**What you are asked to do**
Look for the string "fasting" and copy every line that has it.

**Data in this exercise**
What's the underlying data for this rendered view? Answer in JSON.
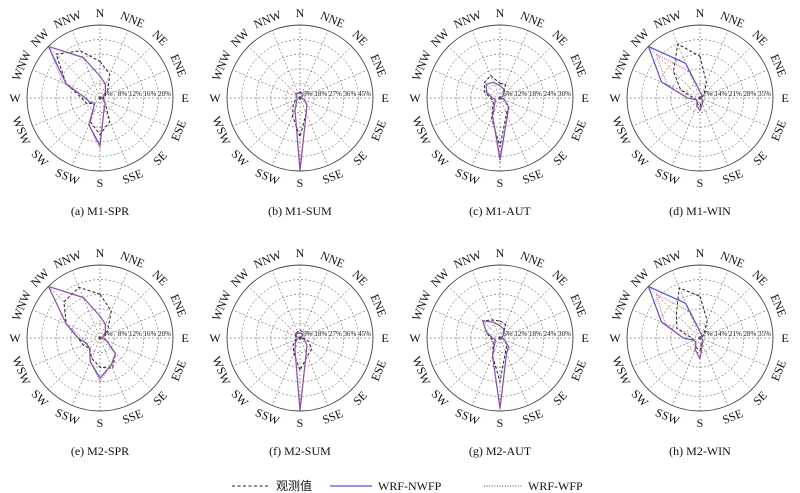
{
  "directions": [
    "N",
    "NNE",
    "NE",
    "ENE",
    "E",
    "ESE",
    "SE",
    "SSE",
    "S",
    "SSW",
    "SW",
    "WSW",
    "W",
    "WNW",
    "NW",
    "NNW"
  ],
  "colors": {
    "obs": "#222222",
    "nwfp": "#5a4fcf",
    "wfp": "#e0505a",
    "grid": "#444444"
  },
  "legend": [
    {
      "key": "obs",
      "label": "观测值"
    },
    {
      "key": "nwfp",
      "label": "WRF-NWFP"
    },
    {
      "key": "wfp",
      "label": "WRF-WFP"
    }
  ],
  "chart_data": [
    {
      "type": "radar",
      "title": "(a) M1-SPR",
      "ticks": [
        "4%",
        "8%",
        "12%",
        "16%",
        "20%"
      ],
      "rmax": 20,
      "series": [
        {
          "key": "obs",
          "values": [
            10,
            7,
            3,
            1,
            1,
            1,
            2,
            7,
            10,
            7,
            2,
            4,
            5,
            10,
            17,
            14
          ]
        },
        {
          "key": "nwfp",
          "values": [
            6,
            4,
            2,
            1,
            0.5,
            1,
            2,
            3,
            13,
            8,
            2,
            3,
            4,
            10,
            20,
            12
          ]
        },
        {
          "key": "wfp",
          "values": [
            6,
            4,
            2,
            1,
            0.5,
            1,
            2,
            3,
            14,
            8,
            2,
            3,
            4,
            11,
            20,
            12
          ]
        }
      ]
    },
    {
      "type": "radar",
      "title": "(b) M1-SUM",
      "ticks": [
        "9%",
        "18%",
        "27%",
        "36%",
        "45%"
      ],
      "rmax": 45,
      "series": [
        {
          "key": "obs",
          "values": [
            4,
            3,
            2,
            1,
            1,
            3,
            6,
            10,
            24,
            12,
            6,
            3,
            2,
            2,
            3,
            3
          ]
        },
        {
          "key": "nwfp",
          "values": [
            3,
            3,
            2,
            1,
            1,
            3,
            6,
            10,
            45,
            8,
            3,
            2,
            2,
            2,
            4,
            3
          ]
        },
        {
          "key": "wfp",
          "values": [
            3,
            3,
            2,
            1,
            1,
            3,
            6,
            10,
            44,
            8,
            3,
            2,
            2,
            2,
            4,
            3
          ]
        }
      ]
    },
    {
      "type": "radar",
      "title": "(c) M1-AUT",
      "ticks": [
        "6%",
        "12%",
        "18%",
        "24%",
        "30%"
      ],
      "rmax": 30,
      "series": [
        {
          "key": "obs",
          "values": [
            6,
            6,
            2,
            1,
            1,
            2,
            5,
            7,
            20,
            9,
            4,
            3,
            4,
            7,
            9,
            10
          ]
        },
        {
          "key": "nwfp",
          "values": [
            5,
            4,
            2,
            1,
            0.5,
            2,
            5,
            8,
            25,
            8,
            3,
            2,
            3,
            6,
            8,
            7
          ]
        },
        {
          "key": "wfp",
          "values": [
            5,
            4,
            2,
            1,
            0.5,
            2,
            5,
            8,
            27,
            8,
            3,
            2,
            3,
            6,
            8,
            7
          ]
        }
      ]
    },
    {
      "type": "radar",
      "title": "(d) M1-WIN",
      "ticks": [
        "7%",
        "14%",
        "21%",
        "28%",
        "35%"
      ],
      "rmax": 35,
      "series": [
        {
          "key": "obs",
          "values": [
            20,
            8,
            3,
            1,
            1,
            1,
            2,
            2,
            4,
            3,
            2,
            2,
            3,
            10,
            18,
            28
          ]
        },
        {
          "key": "nwfp",
          "values": [
            3,
            2,
            1,
            0.5,
            0.5,
            1,
            2,
            3,
            6,
            4,
            2,
            2,
            6,
            20,
            35,
            18
          ]
        },
        {
          "key": "wfp",
          "values": [
            3,
            2,
            1,
            0.5,
            0.5,
            1,
            2,
            3,
            6,
            4,
            2,
            2,
            6,
            17,
            30,
            14
          ]
        }
      ]
    },
    {
      "type": "radar",
      "title": "(e) M2-SPR",
      "ticks": [
        "4%",
        "8%",
        "12%",
        "16%",
        "20%"
      ],
      "rmax": 20,
      "series": [
        {
          "key": "obs",
          "values": [
            12,
            8,
            3,
            1,
            1,
            2,
            6,
            9,
            8,
            6,
            4,
            5,
            6,
            10,
            14,
            15
          ]
        },
        {
          "key": "nwfp",
          "values": [
            6,
            4,
            2,
            1,
            0.5,
            2,
            6,
            8,
            11,
            7,
            4,
            4,
            6,
            10,
            20,
            12
          ]
        },
        {
          "key": "wfp",
          "values": [
            6,
            4,
            2,
            1,
            0.5,
            2,
            6,
            8,
            12,
            7,
            4,
            4,
            5,
            10,
            20,
            12
          ]
        }
      ]
    },
    {
      "type": "radar",
      "title": "(f) M2-SUM",
      "ticks": [
        "9%",
        "18%",
        "27%",
        "36%",
        "45%"
      ],
      "rmax": 45,
      "series": [
        {
          "key": "obs",
          "values": [
            5,
            4,
            2,
            1,
            2,
            6,
            10,
            12,
            20,
            10,
            6,
            3,
            2,
            3,
            4,
            4
          ]
        },
        {
          "key": "nwfp",
          "values": [
            3,
            3,
            2,
            1,
            1,
            3,
            6,
            10,
            45,
            8,
            4,
            2,
            2,
            2,
            4,
            3
          ]
        },
        {
          "key": "wfp",
          "values": [
            3,
            3,
            2,
            1,
            1,
            3,
            6,
            10,
            44,
            8,
            4,
            2,
            2,
            2,
            4,
            3
          ]
        }
      ]
    },
    {
      "type": "radar",
      "title": "(g) M2-AUT",
      "ticks": [
        "6%",
        "12%",
        "18%",
        "24%",
        "30%"
      ],
      "rmax": 30,
      "series": [
        {
          "key": "obs",
          "values": [
            7,
            6,
            2,
            1,
            1,
            2,
            4,
            6,
            18,
            8,
            4,
            3,
            4,
            6,
            10,
            8
          ]
        },
        {
          "key": "nwfp",
          "values": [
            5,
            4,
            2,
            1,
            0.5,
            2,
            5,
            7,
            29,
            8,
            3,
            2,
            3,
            6,
            10,
            7
          ]
        },
        {
          "key": "wfp",
          "values": [
            5,
            4,
            2,
            1,
            0.5,
            2,
            5,
            7,
            29,
            8,
            3,
            2,
            3,
            6,
            10,
            7
          ]
        }
      ]
    },
    {
      "type": "radar",
      "title": "(h) M2-WIN",
      "ticks": [
        "7%",
        "14%",
        "21%",
        "28%",
        "35%"
      ],
      "rmax": 35,
      "series": [
        {
          "key": "obs",
          "values": [
            20,
            9,
            3,
            1,
            1,
            1,
            2,
            2,
            6,
            5,
            3,
            3,
            4,
            12,
            16,
            26
          ]
        },
        {
          "key": "nwfp",
          "values": [
            3,
            2,
            1,
            0.5,
            0.5,
            1,
            2,
            3,
            10,
            6,
            3,
            3,
            8,
            20,
            35,
            18
          ]
        },
        {
          "key": "wfp",
          "values": [
            3,
            2,
            1,
            0.5,
            0.5,
            1,
            2,
            3,
            10,
            6,
            3,
            3,
            8,
            18,
            30,
            14
          ]
        }
      ]
    }
  ]
}
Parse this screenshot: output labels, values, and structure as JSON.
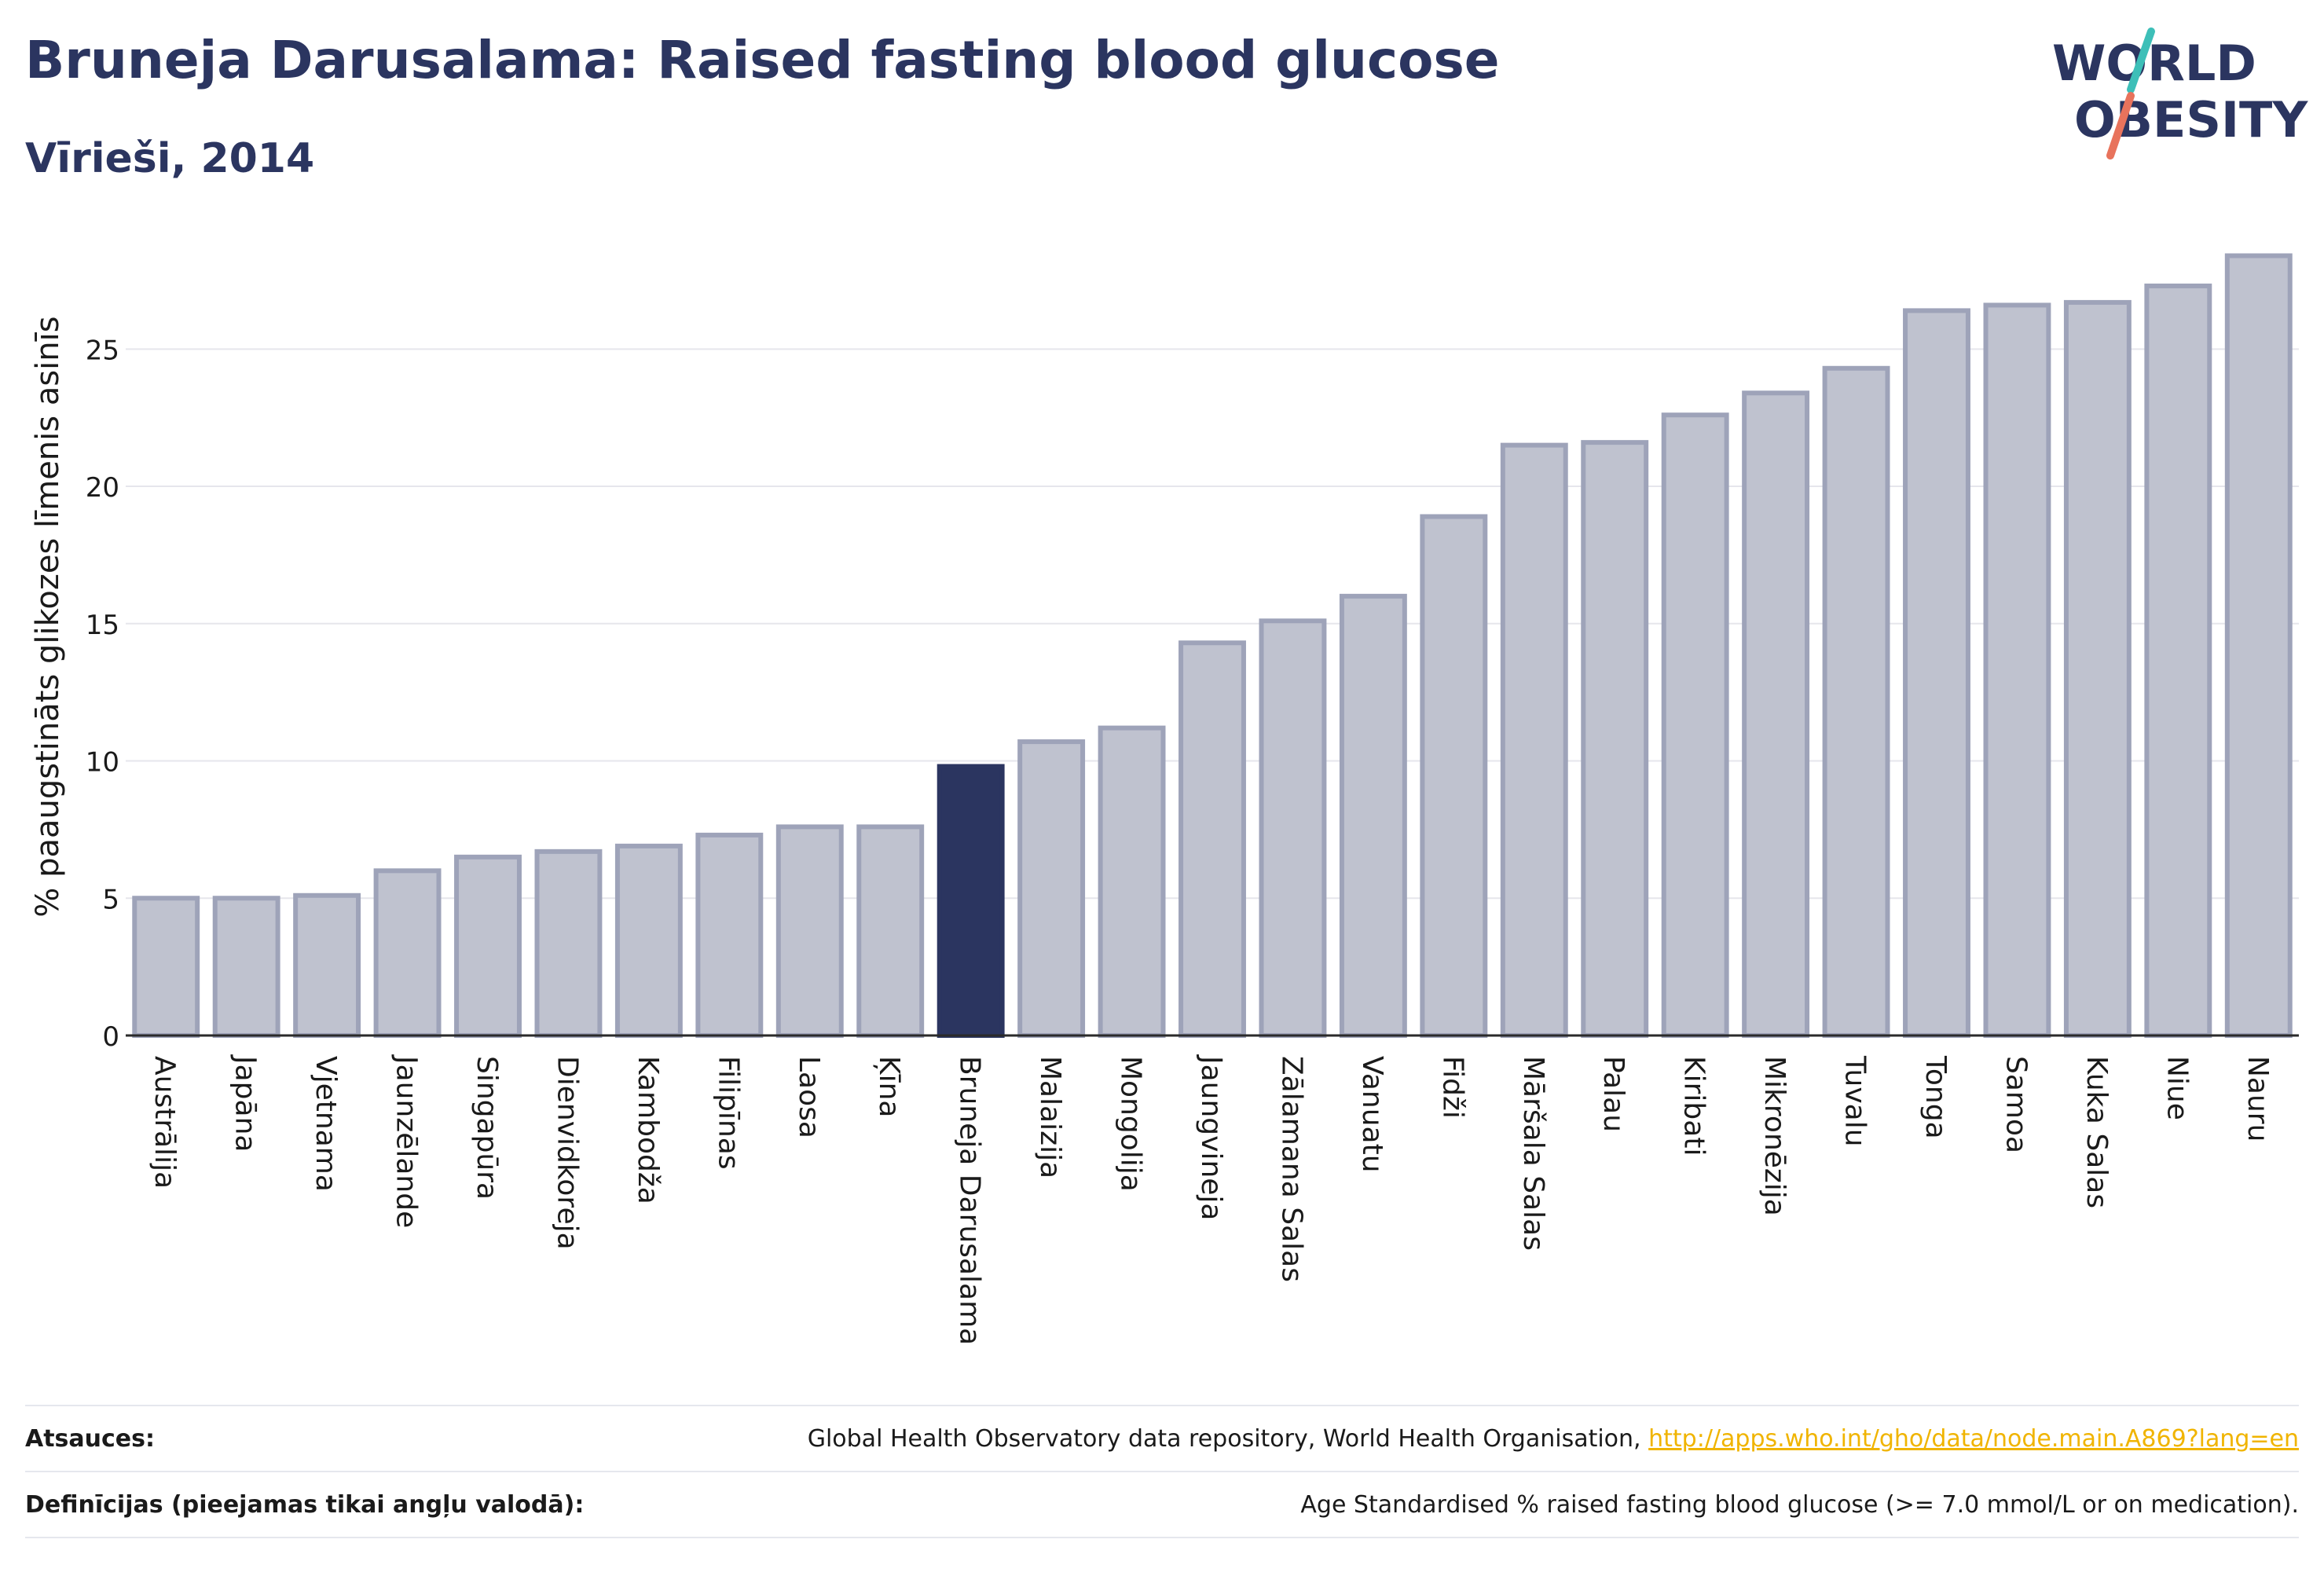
{
  "header": {
    "title": "Bruneja Darusalama: Raised fasting blood glucose",
    "subtitle": "Vīrieši, 2014"
  },
  "logo": {
    "line1": "WORLD",
    "line2": "OBESITY"
  },
  "colors": {
    "title": "#2b3560",
    "bar_fill": "#bfc2cf",
    "bar_stroke": "#9ea3b9",
    "highlight": "#2b3560",
    "gridline": "#e6e6ec",
    "link": "#f0b400",
    "logo_teal": "#3dbfb8",
    "logo_coral": "#e8735c"
  },
  "chart_data": {
    "type": "bar",
    "ylabel": "% paaugstināts glikozes līmenis asinīs",
    "ylim": [
      0,
      28.5
    ],
    "yticks": [
      0,
      5,
      10,
      15,
      20,
      25
    ],
    "grid": true,
    "highlight": "Bruneja Darusalama",
    "categories": [
      "Austrālija",
      "Japāna",
      "Vjetnama",
      "Jaunzēlande",
      "Singapūra",
      "Dienvidkoreja",
      "Kambodža",
      "Filipīnas",
      "Laosa",
      "Ķīna",
      "Bruneja Darusalama",
      "Malaizija",
      "Mongolija",
      "Jaungvineja",
      "Zālamana Salas",
      "Vanuatu",
      "Fidži",
      "Māršala Salas",
      "Palau",
      "Kiribati",
      "Mikronēzija",
      "Tuvalu",
      "Tonga",
      "Samoa",
      "Kuka Salas",
      "Niue",
      "Nauru"
    ],
    "values": [
      5.0,
      5.0,
      5.1,
      6.0,
      6.5,
      6.7,
      6.9,
      7.3,
      7.6,
      7.6,
      9.8,
      10.7,
      11.2,
      14.3,
      15.1,
      16.0,
      18.9,
      21.5,
      21.6,
      22.6,
      23.4,
      24.3,
      26.4,
      26.6,
      26.7,
      27.3,
      28.4
    ]
  },
  "footer": {
    "sources_label": "Atsauces:",
    "sources_text": "Global Health Observatory data repository, World Health Organisation,",
    "sources_link": "http://apps.who.int/gho/data/node.main.A869?lang=en",
    "definitions_label": "Definīcijas (pieejamas tikai angļu valodā):",
    "definitions_text": "Age Standardised % raised fasting blood glucose (>= 7.0 mmol/L or on medication)."
  }
}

**Expected answer**
    "title": "Bruneja Darusalama: Raised fasting blood glucose",
    "definitions_text": "Age Standardised % raised fasting blood glucose (>= 7.0 mmol/L or on medication)."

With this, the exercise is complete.